# PROBLEM DETAILS:
Reproduce the entire listing below line for line without changing anything, and leave out the pictures.

# MATERIAL SHOWN:
+===+

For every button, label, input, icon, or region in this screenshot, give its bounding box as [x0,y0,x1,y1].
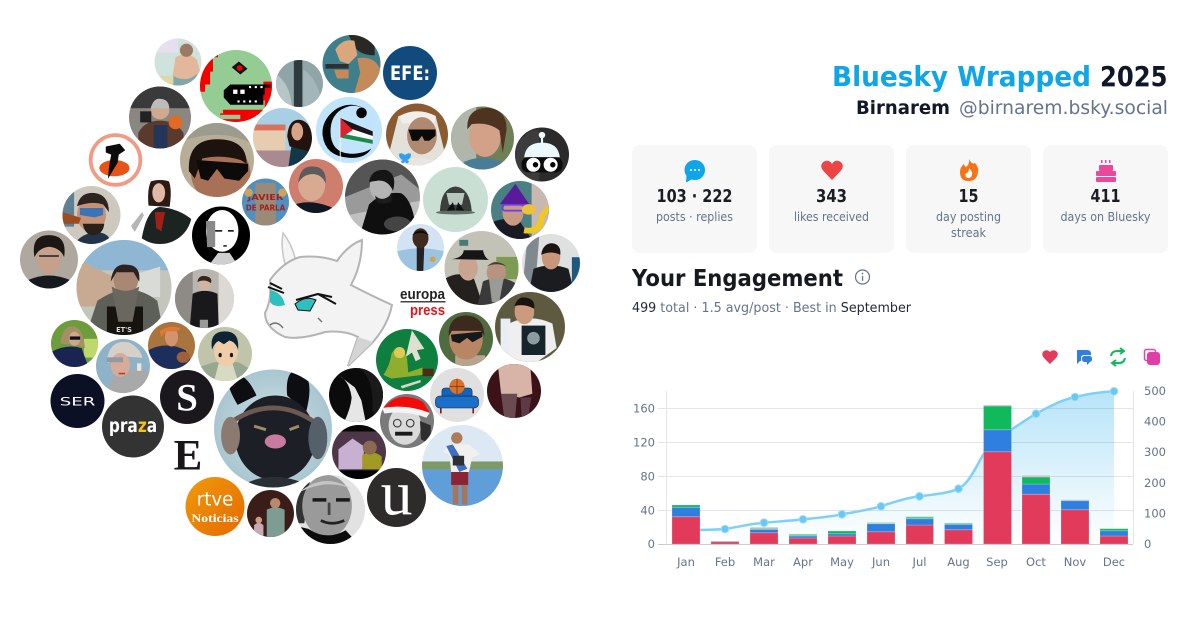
stat card: likes: likes received [794,210,869,224]
avatar: u logo [367,458,426,529]
bar: Nov [1061,500,1089,544]
unicorn left eye [270,290,285,306]
avatar: robot dome [515,128,569,182]
left axis: 0 [648,537,655,551]
avatar: man holding book [495,292,565,362]
avatar: C with Palestinian flag [316,97,382,163]
title: 2025 [1100,60,1168,93]
avatar: praza logo [102,396,164,458]
display name: Birnarem [856,97,950,119]
avatar: long beard man: ET'S [116,326,132,334]
avatar: woman in black and white [329,368,383,422]
right axis: 300 [1144,445,1166,459]
europa press logo: europa [400,287,446,303]
europa press logo [400,287,446,319]
bluesky butterfly badge [399,153,411,163]
month labels: Aug [947,555,970,569]
month labels: Dec [1103,555,1125,569]
avatar: red ninja logo [88,133,142,187]
engagement summary: 499 total · 1.5 avg/post · Best in September [632,301,912,316]
avatar: rtve Noticias logo: Noticias [191,511,239,525]
stat card: posts and replies: 103 · 222 [656,187,732,207]
avatar: two men selfie [444,231,518,305]
avatar: SER logo: SER [60,394,95,408]
right axis: 400 [1144,414,1166,428]
bar: Feb [711,541,739,544]
stat card: days on Bluesky: days on Bluesky [1060,210,1150,224]
stat card: days on Bluesky [1043,145,1168,253]
cumulative area [686,391,1114,544]
avatar: u logo: u [381,458,412,529]
month labels: Nov [1064,555,1086,569]
avatar: curly glasses man [20,230,78,288]
avatar: praza logo: praza [109,416,157,437]
bar: Jun [867,522,895,544]
avatar: anime boy [198,327,252,381]
legend: quotes [1144,350,1160,365]
avatar: silver fan woman [96,339,150,393]
avatar: black and white old man [296,475,365,544]
section heading: Your Engagement [631,266,843,292]
avatar: curly haired man [451,106,514,170]
avatar: woman with glasses and blue coat [51,320,98,367]
month labels: Apr [793,555,813,569]
handle: @birnarem.bsky.social [959,97,1168,119]
avatar: rtve Noticias logo [186,477,244,536]
avatar: purple dog and man [332,425,386,479]
icon: chat bubble [684,160,705,182]
bars [672,405,1128,544]
europa press logo: press [410,303,445,319]
unicorn mascot [265,233,392,366]
unicorn horn [282,233,297,270]
icon: birthday cake [1096,160,1116,182]
avatar: bunny with headphones [214,370,332,488]
avatar: Javier de Parla [242,178,289,226]
legend: likes [1042,350,1058,364]
bar: Oct [1022,475,1050,544]
avatar: Zelda character with cursor [376,329,438,391]
unicorn chest shadow [348,337,373,366]
icon: heart [821,161,843,180]
cumulative line [686,391,1114,530]
month labels: Jun [871,555,890,569]
avatar: EFE logo: EFE: [390,62,430,85]
stat card: streak: day posting [936,210,1001,224]
unicorn lashes [268,283,336,304]
avatar: Groucho with santa hat [380,394,434,448]
chart legend [1042,348,1160,366]
avatar: man drinking beer [62,186,120,244]
bar: Aug [944,523,972,544]
unicorn right eye [295,298,316,311]
left axis: 40 [640,504,655,518]
stat card: likes [769,145,894,253]
avatar: S logo: S [176,376,198,420]
avatar: SER logo [50,374,104,428]
unicorn head and neck [265,240,392,366]
icon: flame [960,159,978,181]
bar: Mar [750,527,778,544]
avatar: long beard man [76,240,172,335]
right axis: 500 [1144,384,1166,398]
right axis: 100 [1144,506,1166,520]
stat card: likes: 343 [816,187,847,207]
left axis [633,391,666,551]
month labels: Jan [676,555,695,569]
month labels: Feb [715,555,735,569]
month labels: Sep [986,555,1008,569]
avatar: man in dark shirt [522,234,580,292]
avatar: suited man [175,269,234,328]
month labels: Jul [912,555,926,569]
avatar: painting of woman [322,35,380,93]
engagement chart [633,384,1166,569]
avatar: bald hero [192,206,250,264]
bar: Jul [906,517,934,544]
avatar: rtve Noticias logo: rtve [197,488,233,510]
avatar: woman with sword [131,180,192,244]
avatar: man in sunglasses, large [180,123,254,203]
stat card: posts and replies [632,145,757,253]
avatar: turtle illustration [423,167,488,232]
stat card: streak: 15 [958,187,978,207]
avatar: Javier de Parla: DE PARLA [246,203,286,212]
avatar: runner by the water [422,425,503,506]
avatar: man with film reel [129,86,191,148]
avatar: purple wizard hat [491,181,549,239]
right axis: 200 [1144,476,1166,490]
avatar cluster [20,35,580,544]
avatar: E logo: E [174,432,202,480]
left axis: 160 [633,402,655,416]
avatar: EFE logo [383,46,437,100]
bar: Sep [984,405,1012,544]
bar: Apr [789,534,817,544]
month labels [676,555,1125,569]
avatar: S logo [160,370,214,424]
stat card: streak: streak [951,226,986,240]
bar: May [828,531,856,544]
avatar: man in blue jacket [148,322,195,369]
avatar: basketball on blue sofa [430,368,484,422]
avatar: woman with dark hair [253,108,312,167]
avatar: grey statue [276,60,323,107]
month labels: May [830,555,854,569]
stat card: posts and replies: posts · replies [656,210,733,224]
right axis: 0 [1144,537,1151,551]
avatar: beach woman [154,38,202,86]
avatar: green pixel dinosaur [200,50,272,122]
month labels: Oct [1026,555,1046,569]
legend: reposts [1111,348,1125,366]
left axis: 120 [633,436,655,450]
left axis: 80 [640,470,655,484]
right axis [1134,384,1166,551]
title: Bluesky Wrapped [832,60,1091,93]
unicorn frown [270,318,322,328]
bar: Jan [672,505,700,544]
icon: info [856,270,870,284]
avatar: Javier de Parla: JAVIER [246,193,283,202]
month labels: Mar [753,555,775,569]
avatar: man with sunglasses outdoors [439,312,493,366]
cumulative points [721,388,1118,533]
legend: replies [1076,350,1092,365]
stat card: streak [906,145,1031,253]
avatar: man on red wall [289,159,343,213]
avatar: man on stage [247,490,294,537]
bar: Dec [1100,529,1128,544]
stat card: days on Bluesky: 411 [1090,187,1120,207]
avatar: black and white man [345,160,420,234]
avatar: pink skirt photo [487,364,541,418]
avatar: police officer [397,224,444,271]
avatar: sunglasses portrait [386,104,448,166]
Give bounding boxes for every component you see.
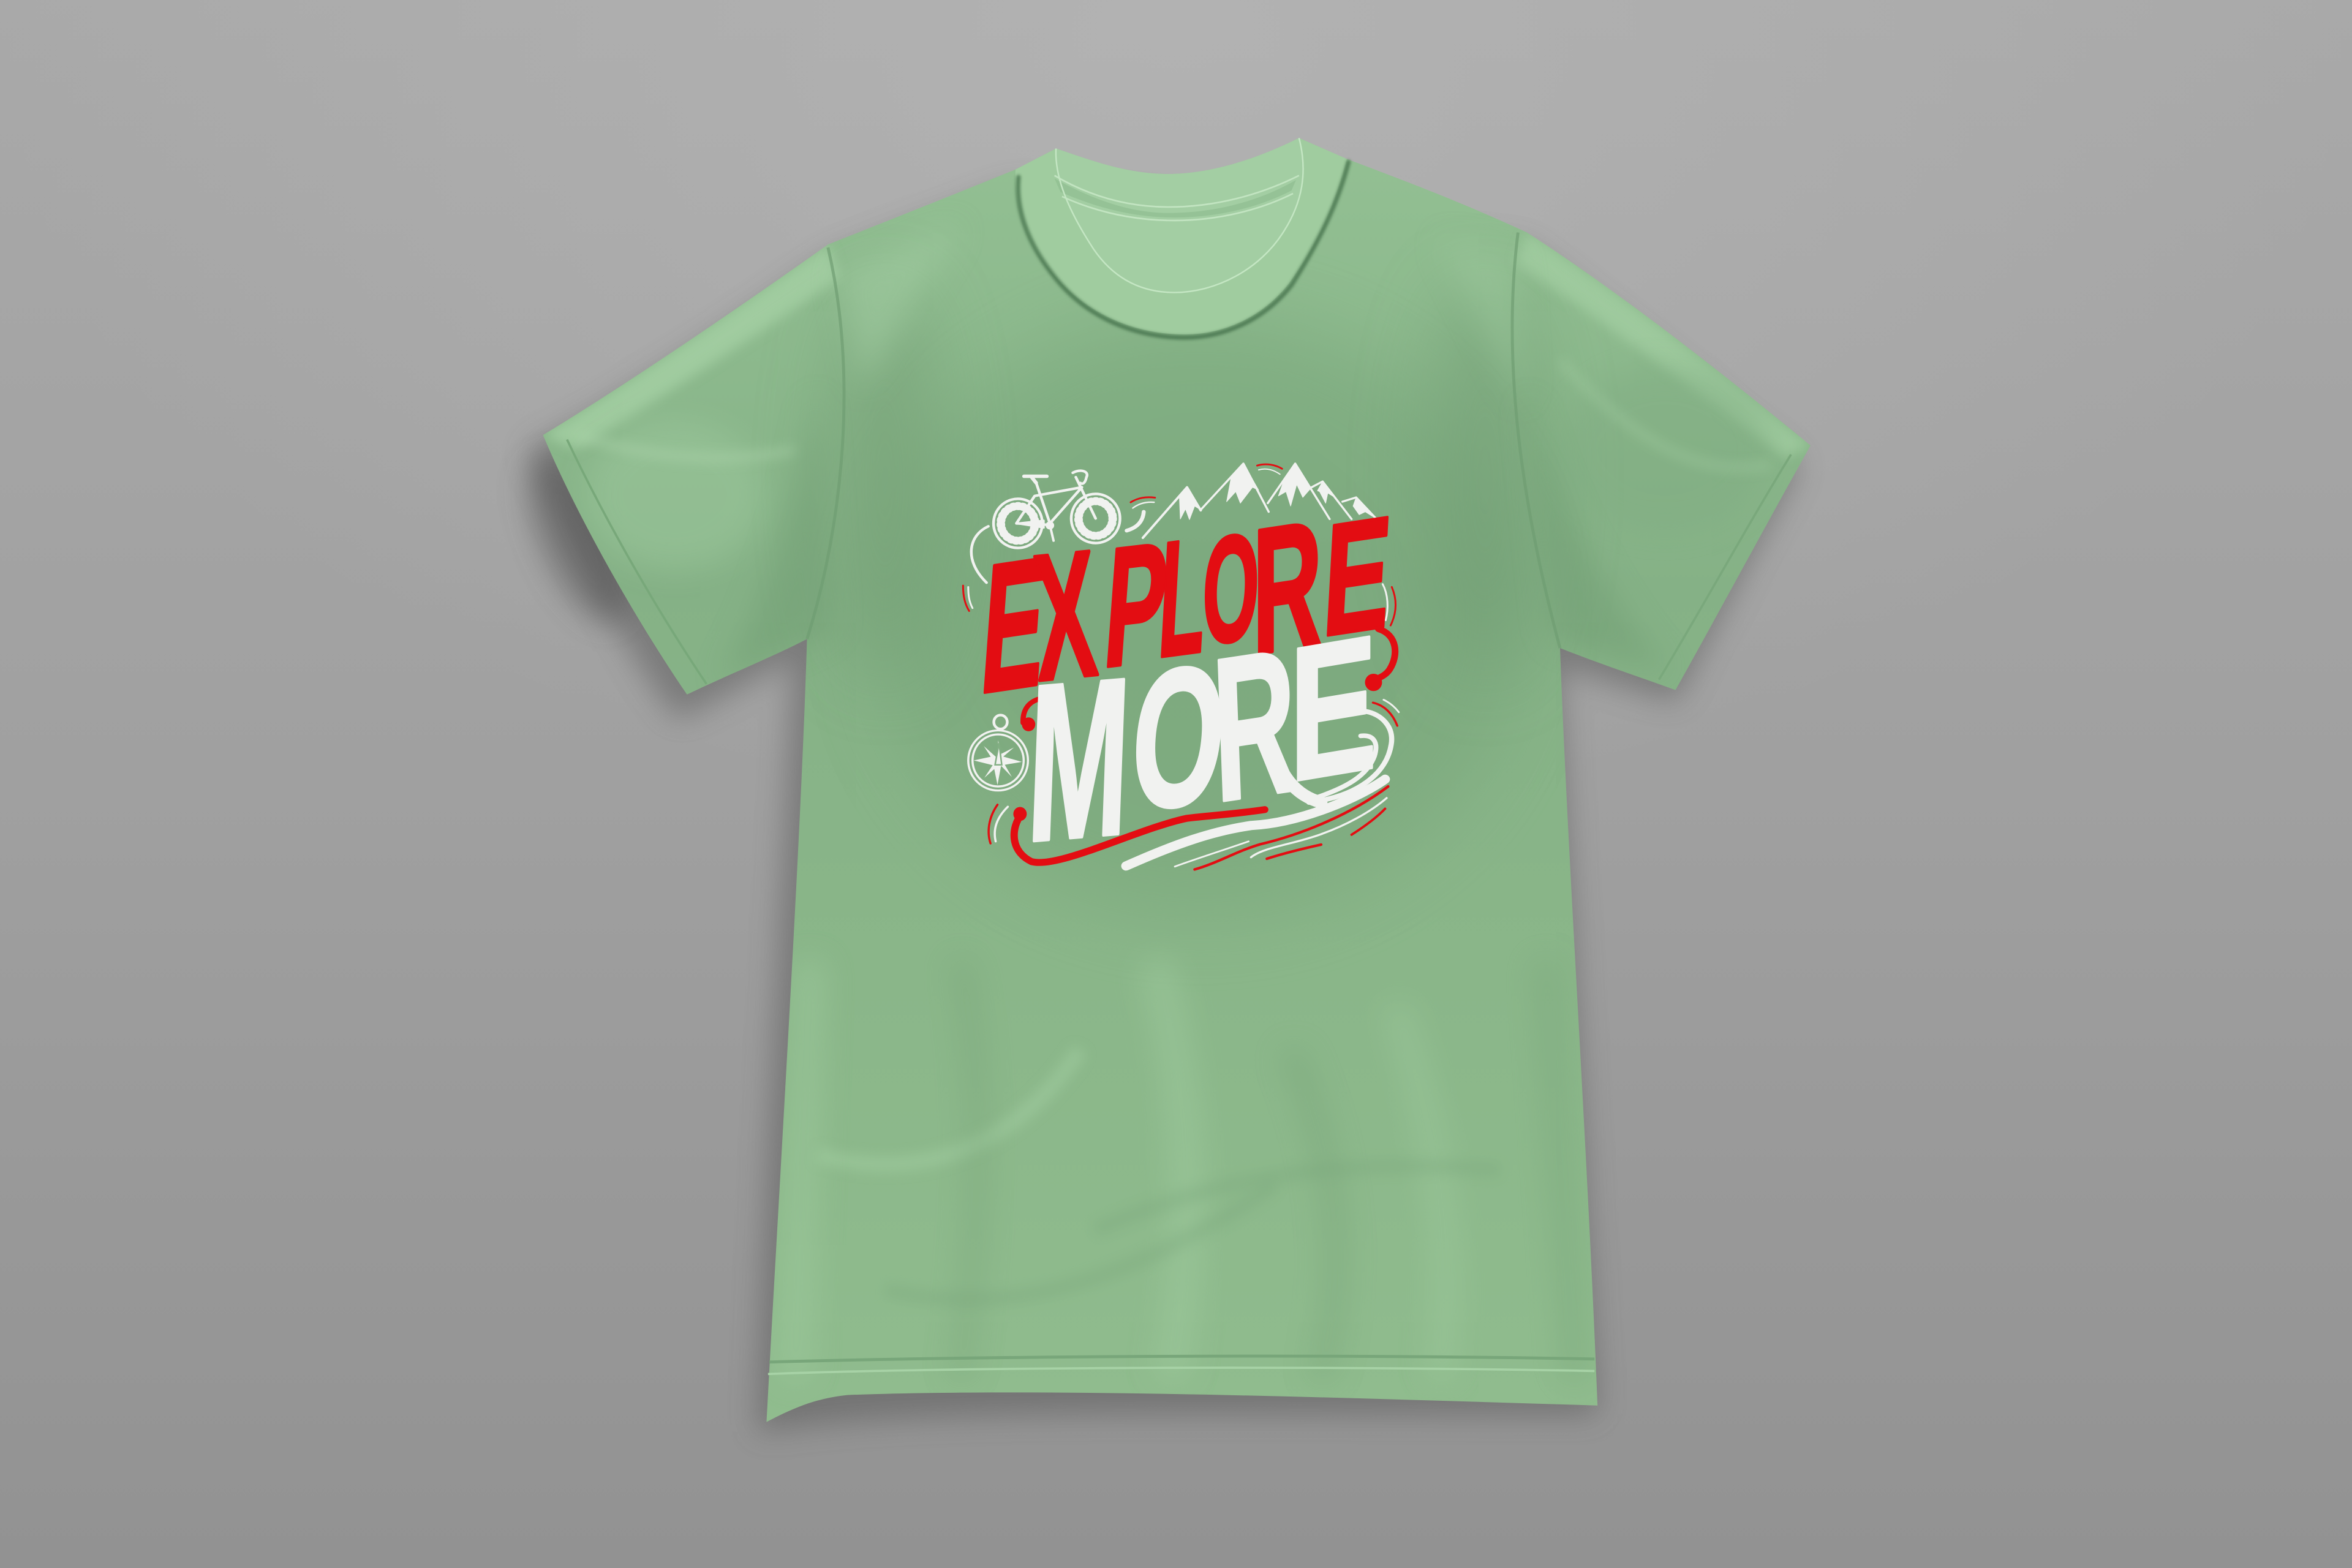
text: MORE <box>1023 595 1377 889</box>
shirt shading and folds <box>543 225 1811 1380</box>
sleeve seams and hem stitching <box>567 233 1791 1374</box>
print design: explore more <box>963 464 1399 889</box>
text: MORE: O <box>1125 624 1233 851</box>
icon: compass <box>968 715 1028 791</box>
text: MORE: R <box>1209 606 1300 845</box>
panel: t-shirt <box>507 138 1811 1433</box>
text: EXPLORE: L <box>1155 503 1211 693</box>
shirt shadow <box>507 187 1800 1433</box>
text: EXPLORE: P <box>1099 507 1174 704</box>
text: EXPLORE: O <box>1199 502 1262 677</box>
text: EXPLORE <box>975 482 1395 733</box>
text: EXPLORE: R <box>1253 482 1322 692</box>
icon: bicycle <box>993 471 1120 548</box>
text: EXPLORE: E <box>1319 483 1395 671</box>
decorative swashes <box>963 464 1399 870</box>
collar <box>1016 138 1349 337</box>
text: MORE: M <box>1023 631 1134 889</box>
icon: mountains <box>1143 464 1376 538</box>
text: MORE: E <box>1289 595 1377 823</box>
text: EXPLORE: X <box>1030 513 1101 719</box>
shirt body <box>543 138 1811 1422</box>
text: EXPLORE: E <box>975 518 1053 733</box>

+===+

# RESPONSE TO THE TASK:
For every button, label, input, icon, or region in this screenshot, give its bounding box as [x0,y0,x1,y1].
stat card: likes: likes received [794,210,869,224]
avatar: u logo [367,458,426,529]
bar: Nov [1061,500,1089,544]
unicorn left eye [270,290,285,306]
avatar: robot dome [515,128,569,182]
left axis: 0 [648,537,655,551]
avatar: man holding book [495,292,565,362]
avatar: C with Palestinian flag [316,97,382,163]
title: 2025 [1100,60,1168,93]
avatar: praza logo [102,396,164,458]
display name: Birnarem [856,97,950,119]
avatar: long beard man: ET'S [116,326,132,334]
avatar: woman in black and white [329,368,383,422]
right axis: 300 [1144,445,1166,459]
europa press logo: europa [400,287,446,303]
europa press logo [400,287,446,319]
bluesky butterfly badge [399,153,411,163]
month labels: Aug [947,555,970,569]
month labels: Dec [1103,555,1125,569]
avatar: red ninja logo [88,133,142,187]
engagement summary: 499 total · 1.5 avg/post · Best in September [632,301,912,316]
avatar: rtve Noticias logo: Noticias [191,511,239,525]
stat card: posts and replies: 103 · 222 [656,187,732,207]
avatar: two men selfie [444,231,518,305]
avatar: SER logo: SER [60,394,95,408]
right axis: 400 [1144,414,1166,428]
bar: Feb [711,541,739,544]
stat card: days on Bluesky: days on Bluesky [1060,210,1150,224]
stat card: days on Bluesky [1043,145,1168,253]
cumulative area [686,391,1114,544]
avatar: u logo: u [381,458,412,529]
month labels: Nov [1064,555,1086,569]
avatar: curly glasses man [20,230,78,288]
avatar: praza logo: praza [109,416,157,437]
bar: Jun [867,522,895,544]
avatar: anime boy [198,327,252,381]
legend: quotes [1144,350,1160,365]
avatar: silver fan woman [96,339,150,393]
avatar: black and white old man [296,475,365,544]
section heading: Your Engagement [631,266,843,292]
avatar: curly haired man [451,106,514,170]
avatar: woman with glasses and blue coat [51,320,98,367]
month labels: Apr [793,555,813,569]
handle: @birnarem.bsky.social [959,97,1168,119]
avatar: rtve Noticias logo [186,477,244,536]
avatar: purple dog and man [332,425,386,479]
icon: chat bubble [684,160,705,182]
bars [672,405,1128,544]
europa press logo: press [410,303,445,319]
unicorn mascot [265,233,392,366]
unicorn horn [282,233,297,270]
icon: birthday cake [1096,160,1116,182]
avatar: bunny with headphones [214,370,332,488]
avatar: Javier de Parla [242,178,289,226]
legend: likes [1042,350,1058,364]
bar: Oct [1022,475,1050,544]
avatar: Zelda character with cursor [376,329,438,391]
unicorn chest shadow [348,337,373,366]
icon: heart [821,161,843,180]
cumulative line [686,391,1114,530]
month labels: Jun [871,555,890,569]
avatar: EFE logo: EFE: [390,62,430,85]
stat card: streak: day posting [936,210,1001,224]
unicorn lashes [268,283,336,304]
avatar: Groucho with santa hat [380,394,434,448]
chart legend [1042,348,1160,366]
avatar: man drinking beer [62,186,120,244]
bar: Aug [944,523,972,544]
unicorn right eye [295,298,316,311]
left axis: 40 [640,504,655,518]
stat card: likes [769,145,894,253]
avatar: S logo: S [176,376,198,420]
avatar: SER logo [50,374,104,428]
unicorn head and neck [265,240,392,366]
icon: flame [960,159,978,181]
bar: Mar [750,527,778,544]
avatar: long beard man [76,240,172,335]
right axis: 500 [1144,384,1166,398]
right axis: 100 [1144,506,1166,520]
stat card: likes: 343 [816,187,847,207]
left axis [633,391,666,551]
month labels: Jan [676,555,695,569]
month labels: Feb [715,555,735,569]
month labels: Sep [986,555,1008,569]
avatar: man in dark shirt [522,234,580,292]
avatar: suited man [175,269,234,328]
month labels: Jul [912,555,926,569]
avatar: painting of woman [322,35,380,93]
engagement chart [633,384,1166,569]
avatar: bald hero [192,206,250,264]
bar: Jul [906,517,934,544]
avatar: rtve Noticias logo: rtve [197,488,233,510]
avatar: woman with sword [131,180,192,244]
avatar: man in sunglasses, large [180,123,254,203]
stat card: posts and replies [632,145,757,253]
avatar: turtle illustration [423,167,488,232]
stat card: streak: 15 [958,187,978,207]
avatar: Javier de Parla: DE PARLA [246,203,286,212]
avatar: runner by the water [422,425,503,506]
avatar: man with film reel [129,86,191,148]
avatar: purple wizard hat [491,181,549,239]
right axis: 200 [1144,476,1166,490]
avatar cluster [20,35,580,544]
avatar: E logo: E [174,432,202,480]
left axis: 160 [633,402,655,416]
avatar: EFE logo [383,46,437,100]
bar: Sep [984,405,1012,544]
bar: Apr [789,534,817,544]
month labels [676,555,1125,569]
avatar: S logo [160,370,214,424]
stat card: streak: streak [951,226,986,240]
bar: May [828,531,856,544]
avatar: man in blue jacket [148,322,195,369]
avatar: basketball on blue sofa [430,368,484,422]
avatar: woman with dark hair [253,108,312,167]
avatar: grey statue [276,60,323,107]
month labels: May [830,555,854,569]
stat card: posts and replies: posts · replies [656,210,733,224]
right axis: 0 [1144,537,1151,551]
avatar: beach woman [154,38,202,86]
avatar: green pixel dinosaur [200,50,272,122]
month labels: Oct [1026,555,1046,569]
legend: reposts [1111,348,1125,366]
left axis: 120 [633,436,655,450]
left axis: 80 [640,470,655,484]
right axis [1134,384,1166,551]
title: Bluesky Wrapped [832,60,1091,93]
unicorn frown [270,318,322,328]
bar: Jan [672,505,700,544]
icon: info [856,270,870,284]
avatar: Javier de Parla: JAVIER [246,193,283,202]
month labels: Mar [753,555,775,569]
avatar: man with sunglasses outdoors [439,312,493,366]
cumulative points [721,388,1118,533]
legend: replies [1076,350,1092,365]
stat card: streak [906,145,1031,253]
avatar: man on red wall [289,159,343,213]
avatar: man on stage [247,490,294,537]
bar: Dec [1100,529,1128,544]
stat card: days on Bluesky: 411 [1090,187,1120,207]
avatar: black and white man [345,160,420,234]
avatar: pink skirt photo [487,364,541,418]
avatar: police officer [397,224,444,271]
avatar: sunglasses portrait [386,104,448,166]
Give bounding boxes for every component you see.
text: MORE <box>1023 595 1377 889</box>
shirt shading and folds <box>543 225 1811 1380</box>
sleeve seams and hem stitching <box>567 233 1791 1374</box>
print design: explore more <box>963 464 1399 889</box>
text: MORE: O <box>1125 624 1233 851</box>
icon: compass <box>968 715 1028 791</box>
text: MORE: R <box>1209 606 1300 845</box>
panel: t-shirt <box>507 138 1811 1433</box>
text: EXPLORE: L <box>1155 503 1211 693</box>
shirt shadow <box>507 187 1800 1433</box>
text: EXPLORE: P <box>1099 507 1174 704</box>
text: EXPLORE: O <box>1199 502 1262 677</box>
text: EXPLORE <box>975 482 1395 733</box>
text: EXPLORE: R <box>1253 482 1322 692</box>
icon: bicycle <box>993 471 1120 548</box>
text: EXPLORE: E <box>1319 483 1395 671</box>
decorative swashes <box>963 464 1399 870</box>
collar <box>1016 138 1349 337</box>
text: MORE: M <box>1023 631 1134 889</box>
icon: mountains <box>1143 464 1376 538</box>
text: MORE: E <box>1289 595 1377 823</box>
text: EXPLORE: X <box>1030 513 1101 719</box>
shirt body <box>543 138 1811 1422</box>
text: EXPLORE: E <box>975 518 1053 733</box>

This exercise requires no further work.